== Direction ==
Arrange the lines below, starting at the one containing "time1-date-field[interactable] (442, 289, 743, 346)" and ending at the one containing "time1-second-field[interactable] (442, 664, 743, 721)", as a Markdown table with the columns No. and Line. Number each line in No. and omit blank lines.

A set of rows
□ □ □

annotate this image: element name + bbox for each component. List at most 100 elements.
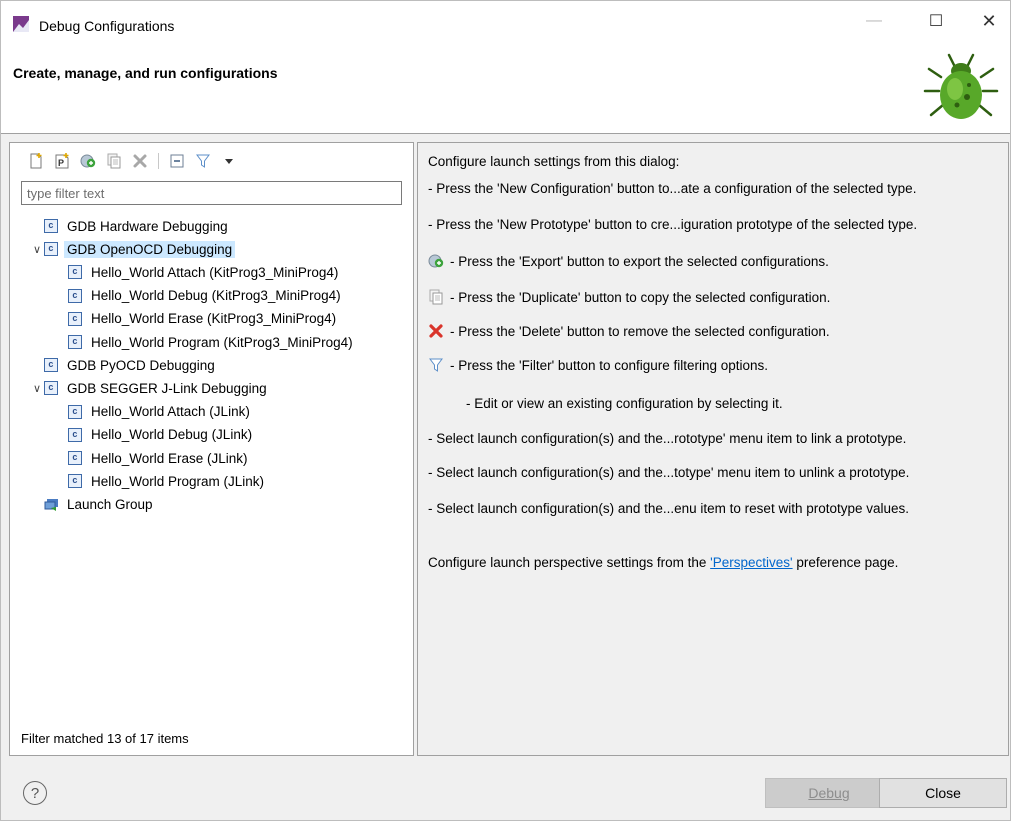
- tree-item-label: GDB PyOCD Debugging: [67, 357, 215, 373]
- tree-category[interactable]: c GDB PyOCD Debugging: [30, 354, 218, 376]
- tree-config-item[interactable]: c Hello_World Erase (JLink): [68, 447, 251, 469]
- filter-input[interactable]: [21, 181, 402, 205]
- c-config-icon: c: [44, 358, 58, 373]
- filter-icon: [196, 154, 210, 168]
- c-config-icon: c: [44, 219, 58, 233]
- export-icon: [80, 154, 96, 168]
- maximize-button[interactable]: ☐: [913, 1, 959, 41]
- duplicate-icon: [428, 289, 444, 305]
- c-config-icon: c: [68, 288, 82, 303]
- export-icon: [428, 253, 444, 269]
- help-line: - Press the 'New Prototype' button to cr…: [428, 217, 917, 232]
- perspectives-link[interactable]: 'Perspectives': [710, 555, 792, 570]
- help-line-text: - Press the 'Export' button to export th…: [450, 253, 829, 269]
- new-prototype-icon: P: [55, 153, 69, 169]
- tree-item-label: GDB SEGGER J-Link Debugging: [67, 380, 267, 396]
- app-icon: [13, 16, 29, 32]
- tree-config-item[interactable]: c Hello_World Attach (JLink): [68, 401, 253, 423]
- tree-item-label: Hello_World Attach (JLink): [91, 404, 250, 420]
- debug-button-label: Debug: [808, 785, 850, 801]
- help-intro: Configure launch settings from this dial…: [428, 154, 680, 169]
- tree-config-item[interactable]: c Hello_World Debug (KitProg3_MiniProg4): [68, 285, 344, 307]
- filter-icon: [428, 357, 444, 373]
- tree-item-label: Hello_World Attach (KitProg3_MiniProg4): [91, 264, 339, 280]
- new-configuration-button[interactable]: [26, 152, 46, 170]
- c-config-icon: c: [68, 404, 82, 419]
- help-line: - Edit or view an existing configuration…: [428, 395, 783, 411]
- help-line: - Select launch configuration(s) and the…: [428, 465, 909, 480]
- delete-icon: [428, 323, 444, 339]
- duplicate-icon: [107, 153, 121, 169]
- help-line: - Select launch configuration(s) and the…: [428, 501, 909, 516]
- c-config-icon: c: [68, 427, 82, 442]
- debug-configurations-dialog: Debug Configurations — ☐ ✕ Create, manag…: [0, 0, 1011, 821]
- help-line-text: - Select launch configuration(s) and the…: [428, 501, 910, 516]
- c-config-icon: c: [68, 474, 82, 489]
- page-title: Create, manage, and run configurations: [13, 65, 278, 81]
- tree-item-label: GDB OpenOCD Debugging: [64, 240, 236, 258]
- help-panel: Configure launch settings from this dial…: [417, 142, 1009, 756]
- help-line-text: - Press the 'New Configuration' button t…: [428, 181, 917, 196]
- window-title: Debug Configurations: [39, 18, 175, 34]
- tree-config-item[interactable]: c Hello_World Program (JLink): [68, 470, 267, 492]
- help-line: - Press the 'Duplicate' button to copy t…: [428, 289, 830, 305]
- config-toolbar: P: [26, 151, 239, 171]
- help-line: - Select launch configuration(s) and the…: [428, 431, 906, 446]
- help-line: - Press the 'New Configuration' button t…: [428, 181, 916, 196]
- help-line: - Press the 'Export' button to export th…: [428, 253, 829, 269]
- c-config-icon: c: [68, 451, 82, 465]
- help-line: - Press the 'Delete' button to remove th…: [428, 323, 830, 339]
- tree-category[interactable]: ∨ c GDB OpenOCD Debugging: [30, 238, 236, 260]
- help-line-text: - Press the 'Filter' button to configure…: [450, 357, 769, 373]
- collapse-all-icon: [170, 154, 184, 168]
- help-line-text: - Select launch configuration(s) and the…: [428, 431, 907, 446]
- c-config-icon: c: [44, 242, 58, 257]
- tree-category[interactable]: Launch Group: [30, 493, 156, 515]
- tree-item-label: GDB Hardware Debugging: [67, 218, 228, 234]
- tree-item-label: Hello_World Program (JLink): [91, 473, 265, 489]
- tree-config-item[interactable]: c Hello_World Erase (KitProg3_MiniProg4): [68, 308, 339, 330]
- tree-item-label: Launch Group: [67, 496, 153, 512]
- tree-config-item[interactable]: c Hello_World Debug (JLink): [68, 424, 255, 446]
- tree-config-item[interactable]: c Hello_World Attach (KitProg3_MiniProg4): [68, 261, 341, 283]
- tree-config-item[interactable]: c Hello_World Program (KitProg3_MiniProg4…: [68, 331, 356, 353]
- delete-button[interactable]: [130, 152, 150, 170]
- close-window-button[interactable]: ✕: [966, 1, 1011, 41]
- duplicate-button[interactable]: [104, 152, 124, 170]
- help-line-text: - Press the 'Delete' button to remove th…: [450, 323, 830, 339]
- debug-button[interactable]: Debug: [765, 778, 893, 808]
- help-line-text: - Edit or view an existing configuration…: [466, 395, 783, 411]
- perspectives-suffix: preference page.: [792, 555, 899, 570]
- tree-item-label: Hello_World Debug (JLink): [91, 427, 253, 443]
- help-button[interactable]: ?: [23, 781, 47, 805]
- tree-category[interactable]: c GDB Hardware Debugging: [30, 215, 231, 237]
- export-button[interactable]: [78, 152, 98, 170]
- launch-group-icon: [44, 496, 60, 512]
- help-line-text: - Press the 'New Prototype' button to cr…: [428, 217, 918, 232]
- header-banner: Create, manage, and run configurations: [1, 41, 1010, 134]
- delete-icon: [133, 154, 147, 168]
- tree-category[interactable]: ∨ c GDB SEGGER J-Link Debugging: [30, 377, 270, 399]
- help-line-text: - Select launch configuration(s) and the…: [428, 465, 910, 480]
- c-config-icon: c: [68, 335, 82, 349]
- chevron-down-icon[interactable]: ∨: [30, 382, 44, 395]
- configuration-tree-panel: P type filter text c GDB Hardware Debugg…: [9, 142, 414, 756]
- view-menu-button[interactable]: [219, 152, 239, 170]
- filter-button[interactable]: [193, 152, 213, 170]
- close-button[interactable]: Close: [879, 778, 1007, 808]
- help-line-text: - Press the 'Duplicate' button to copy t…: [450, 289, 831, 305]
- debug-bug-icon: [923, 53, 999, 119]
- new-prototype-button[interactable]: P: [52, 152, 72, 170]
- perspectives-prefix: Configure launch perspective settings fr…: [428, 555, 711, 570]
- c-config-icon: c: [68, 265, 82, 280]
- minimize-button[interactable]: —: [851, 1, 897, 41]
- collapse-all-button[interactable]: [167, 152, 187, 170]
- help-line: - Press the 'Filter' button to configure…: [428, 357, 768, 373]
- tree-item-label: Hello_World Debug (KitProg3_MiniProg4): [91, 288, 341, 304]
- chevron-down-icon[interactable]: ∨: [30, 243, 44, 256]
- filter-status: Filter matched 13 of 17 items: [21, 731, 189, 746]
- title-bar: Debug Configurations — ☐ ✕: [1, 1, 1010, 41]
- toolbar-separator: [158, 153, 159, 169]
- tree-item-label: Hello_World Erase (JLink): [91, 450, 248, 466]
- c-config-icon: c: [44, 381, 58, 396]
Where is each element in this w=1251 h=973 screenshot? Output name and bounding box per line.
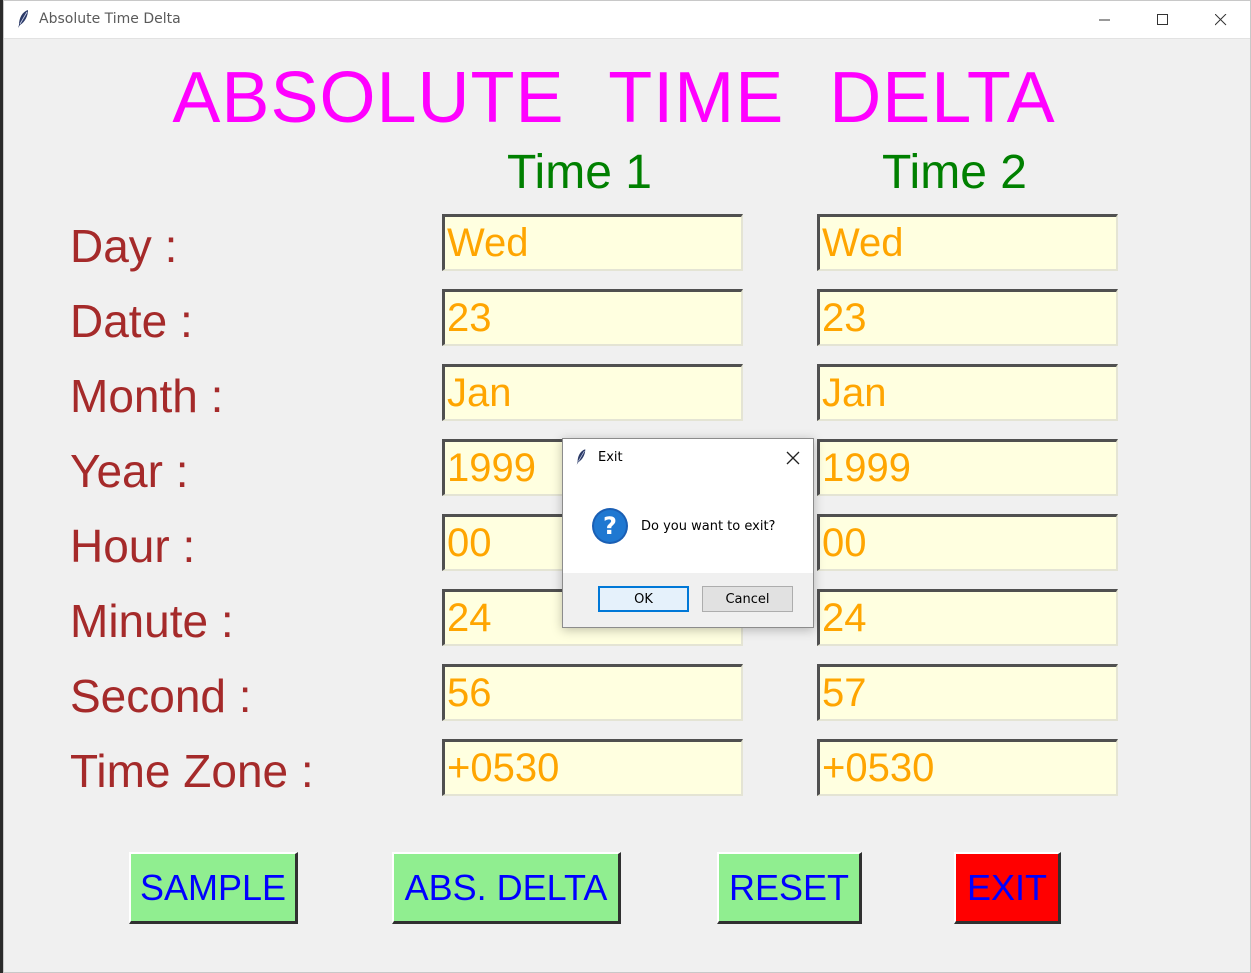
time1-date-field[interactable] (442, 289, 743, 346)
time2-day-field[interactable] (817, 214, 1118, 271)
dialog-title: Exit (598, 450, 623, 465)
time1-month-field[interactable] (442, 364, 743, 421)
page-title: ABSOLUTE TIME DELTA (172, 58, 1056, 138)
time1-timezone-field[interactable] (442, 739, 743, 796)
close-button[interactable] (1192, 1, 1250, 39)
time1-second-field[interactable] (442, 664, 743, 721)
svg-text:?: ? (603, 512, 617, 540)
column-header-time1: Time 1 (507, 146, 652, 199)
maximize-button[interactable] (1134, 1, 1192, 39)
close-icon (786, 451, 800, 465)
time2-minute-field[interactable] (817, 589, 1118, 646)
reset-button[interactable]: RESET (717, 852, 862, 924)
ok-button[interactable]: OK (598, 586, 689, 612)
label-year: Year : (70, 445, 189, 497)
feather-icon (18, 10, 28, 28)
label-hour: Hour : (70, 520, 196, 572)
window-title: Absolute Time Delta (39, 11, 181, 27)
label-month: Month : (70, 370, 224, 422)
abs-delta-button[interactable]: ABS. DELTA (392, 852, 621, 924)
cancel-button[interactable]: Cancel (702, 586, 793, 612)
close-icon (1215, 14, 1227, 26)
title-bar: Absolute Time Delta (4, 1, 1250, 39)
minimize-button[interactable] (1076, 1, 1134, 39)
minimize-icon (1099, 19, 1110, 21)
label-second: Second : (70, 670, 252, 722)
time2-hour-field[interactable] (817, 514, 1118, 571)
exit-dialog: Exit ? Do you want to exit? OK Cancel (562, 438, 814, 628)
label-timezone: Time Zone : (70, 745, 314, 797)
question-icon: ? (592, 508, 628, 544)
feather-icon (576, 449, 586, 465)
time2-date-field[interactable] (817, 289, 1118, 346)
sample-button[interactable]: SAMPLE (129, 852, 298, 924)
dialog-footer: OK Cancel (563, 573, 813, 627)
label-date: Date : (70, 295, 193, 347)
time1-day-field[interactable] (442, 214, 743, 271)
dialog-close-button[interactable] (781, 448, 805, 468)
dialog-message: Do you want to exit? (641, 519, 776, 534)
time2-month-field[interactable] (817, 364, 1118, 421)
label-minute: Minute : (70, 595, 234, 647)
time2-timezone-field[interactable] (817, 739, 1118, 796)
maximize-icon (1157, 14, 1168, 25)
label-day: Day : (70, 220, 178, 272)
time2-second-field[interactable] (817, 664, 1118, 721)
time2-year-field[interactable] (817, 439, 1118, 496)
column-header-time2: Time 2 (882, 146, 1027, 199)
exit-button[interactable]: EXIT (954, 852, 1061, 924)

□ □ □

== Final result ==
| No. | Line |
|---|---|
| 1 | time1-date-field[interactable] (442, 289, 743, 346) |
| 2 | time2-day-field[interactable] (817, 214, 1118, 271) |
| 3 | dialog-title: Exit (598, 450, 623, 465) |
| 4 | time1-month-field[interactable] (442, 364, 743, 421) |
| 5 | page-title: ABSOLUTE TIME DELTA (172, 58, 1056, 138) |
| 6 | time1-timezone-field[interactable] (442, 739, 743, 796) |
| 7 | close-button[interactable] (1192, 1, 1250, 39) |
| 8 | time1-second-field[interactable] (442, 664, 743, 721) |